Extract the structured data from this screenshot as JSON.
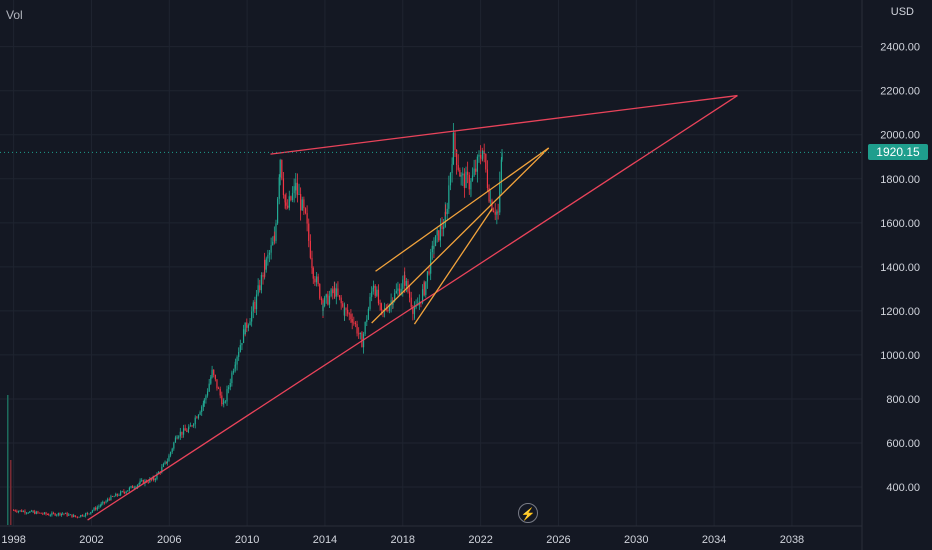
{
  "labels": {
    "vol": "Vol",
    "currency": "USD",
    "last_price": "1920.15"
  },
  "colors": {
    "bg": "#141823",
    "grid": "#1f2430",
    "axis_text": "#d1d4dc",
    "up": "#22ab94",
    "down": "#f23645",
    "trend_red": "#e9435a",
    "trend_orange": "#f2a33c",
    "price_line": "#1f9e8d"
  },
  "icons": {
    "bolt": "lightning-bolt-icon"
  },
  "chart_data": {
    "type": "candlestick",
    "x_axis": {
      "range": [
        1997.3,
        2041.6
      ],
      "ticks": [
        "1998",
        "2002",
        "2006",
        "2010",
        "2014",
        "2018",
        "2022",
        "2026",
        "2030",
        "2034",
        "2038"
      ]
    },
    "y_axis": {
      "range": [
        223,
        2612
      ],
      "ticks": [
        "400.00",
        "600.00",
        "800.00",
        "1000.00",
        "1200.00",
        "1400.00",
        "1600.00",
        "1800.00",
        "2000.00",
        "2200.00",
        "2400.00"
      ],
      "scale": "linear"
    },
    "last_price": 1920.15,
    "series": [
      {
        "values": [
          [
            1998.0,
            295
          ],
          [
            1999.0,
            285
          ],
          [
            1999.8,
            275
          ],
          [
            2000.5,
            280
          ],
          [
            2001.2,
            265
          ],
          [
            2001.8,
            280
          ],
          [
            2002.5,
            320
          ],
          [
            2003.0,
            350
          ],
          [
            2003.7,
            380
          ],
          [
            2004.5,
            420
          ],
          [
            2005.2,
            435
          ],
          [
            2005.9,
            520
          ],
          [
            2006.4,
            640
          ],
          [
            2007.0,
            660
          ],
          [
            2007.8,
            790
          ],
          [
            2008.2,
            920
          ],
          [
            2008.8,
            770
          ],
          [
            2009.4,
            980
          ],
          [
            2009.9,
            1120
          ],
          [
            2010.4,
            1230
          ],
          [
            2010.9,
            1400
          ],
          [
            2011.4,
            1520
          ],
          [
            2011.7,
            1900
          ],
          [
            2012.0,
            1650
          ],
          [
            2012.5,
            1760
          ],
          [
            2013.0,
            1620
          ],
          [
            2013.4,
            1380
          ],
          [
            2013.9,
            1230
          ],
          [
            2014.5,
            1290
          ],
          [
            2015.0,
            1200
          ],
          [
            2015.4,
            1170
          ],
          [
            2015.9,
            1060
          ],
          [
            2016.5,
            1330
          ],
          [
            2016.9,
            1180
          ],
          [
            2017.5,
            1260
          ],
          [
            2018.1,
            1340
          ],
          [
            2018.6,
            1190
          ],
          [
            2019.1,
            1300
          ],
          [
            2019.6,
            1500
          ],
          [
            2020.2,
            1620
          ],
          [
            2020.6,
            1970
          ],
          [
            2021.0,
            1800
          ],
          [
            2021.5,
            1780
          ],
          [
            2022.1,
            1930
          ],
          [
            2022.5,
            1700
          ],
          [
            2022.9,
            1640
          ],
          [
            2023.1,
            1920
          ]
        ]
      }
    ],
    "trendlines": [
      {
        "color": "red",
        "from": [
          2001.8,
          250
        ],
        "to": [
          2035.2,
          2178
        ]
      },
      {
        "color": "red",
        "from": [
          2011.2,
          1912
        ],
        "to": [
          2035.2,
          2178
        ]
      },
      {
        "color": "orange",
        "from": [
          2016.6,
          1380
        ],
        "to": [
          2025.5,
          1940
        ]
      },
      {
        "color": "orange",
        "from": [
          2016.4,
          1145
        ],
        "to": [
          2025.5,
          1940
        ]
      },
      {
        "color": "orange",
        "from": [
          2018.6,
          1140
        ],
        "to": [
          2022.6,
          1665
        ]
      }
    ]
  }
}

→ Written instruction: Write out all the records again, exactly, minus any pictures.

→ Reply to the task:
Extract the structured data from this screenshot as JSON.
{
  "labels": {
    "vol": "Vol",
    "currency": "USD",
    "last_price": "1920.15"
  },
  "colors": {
    "bg": "#141823",
    "grid": "#1f2430",
    "axis_text": "#d1d4dc",
    "up": "#22ab94",
    "down": "#f23645",
    "trend_red": "#e9435a",
    "trend_orange": "#f2a33c",
    "price_line": "#1f9e8d"
  },
  "icons": {
    "bolt": "lightning-bolt-icon"
  },
  "chart_data": {
    "type": "candlestick",
    "x_axis": {
      "range": [
        1997.3,
        2041.6
      ],
      "ticks": [
        "1998",
        "2002",
        "2006",
        "2010",
        "2014",
        "2018",
        "2022",
        "2026",
        "2030",
        "2034",
        "2038"
      ]
    },
    "y_axis": {
      "range": [
        223,
        2612
      ],
      "ticks": [
        "400.00",
        "600.00",
        "800.00",
        "1000.00",
        "1200.00",
        "1400.00",
        "1600.00",
        "1800.00",
        "2000.00",
        "2200.00",
        "2400.00"
      ],
      "scale": "linear"
    },
    "last_price": 1920.15,
    "series": [
      {
        "values": [
          [
            1998.0,
            295
          ],
          [
            1999.0,
            285
          ],
          [
            1999.8,
            275
          ],
          [
            2000.5,
            280
          ],
          [
            2001.2,
            265
          ],
          [
            2001.8,
            280
          ],
          [
            2002.5,
            320
          ],
          [
            2003.0,
            350
          ],
          [
            2003.7,
            380
          ],
          [
            2004.5,
            420
          ],
          [
            2005.2,
            435
          ],
          [
            2005.9,
            520
          ],
          [
            2006.4,
            640
          ],
          [
            2007.0,
            660
          ],
          [
            2007.8,
            790
          ],
          [
            2008.2,
            920
          ],
          [
            2008.8,
            770
          ],
          [
            2009.4,
            980
          ],
          [
            2009.9,
            1120
          ],
          [
            2010.4,
            1230
          ],
          [
            2010.9,
            1400
          ],
          [
            2011.4,
            1520
          ],
          [
            2011.7,
            1900
          ],
          [
            2012.0,
            1650
          ],
          [
            2012.5,
            1760
          ],
          [
            2013.0,
            1620
          ],
          [
            2013.4,
            1380
          ],
          [
            2013.9,
            1230
          ],
          [
            2014.5,
            1290
          ],
          [
            2015.0,
            1200
          ],
          [
            2015.4,
            1170
          ],
          [
            2015.9,
            1060
          ],
          [
            2016.5,
            1330
          ],
          [
            2016.9,
            1180
          ],
          [
            2017.5,
            1260
          ],
          [
            2018.1,
            1340
          ],
          [
            2018.6,
            1190
          ],
          [
            2019.1,
            1300
          ],
          [
            2019.6,
            1500
          ],
          [
            2020.2,
            1620
          ],
          [
            2020.6,
            1970
          ],
          [
            2021.0,
            1800
          ],
          [
            2021.5,
            1780
          ],
          [
            2022.1,
            1930
          ],
          [
            2022.5,
            1700
          ],
          [
            2022.9,
            1640
          ],
          [
            2023.1,
            1920
          ]
        ]
      }
    ],
    "trendlines": [
      {
        "color": "red",
        "from": [
          2001.8,
          250
        ],
        "to": [
          2035.2,
          2178
        ]
      },
      {
        "color": "red",
        "from": [
          2011.2,
          1912
        ],
        "to": [
          2035.2,
          2178
        ]
      },
      {
        "color": "orange",
        "from": [
          2016.6,
          1380
        ],
        "to": [
          2025.5,
          1940
        ]
      },
      {
        "color": "orange",
        "from": [
          2016.4,
          1145
        ],
        "to": [
          2025.5,
          1940
        ]
      },
      {
        "color": "orange",
        "from": [
          2018.6,
          1140
        ],
        "to": [
          2022.6,
          1665
        ]
      }
    ]
  }
}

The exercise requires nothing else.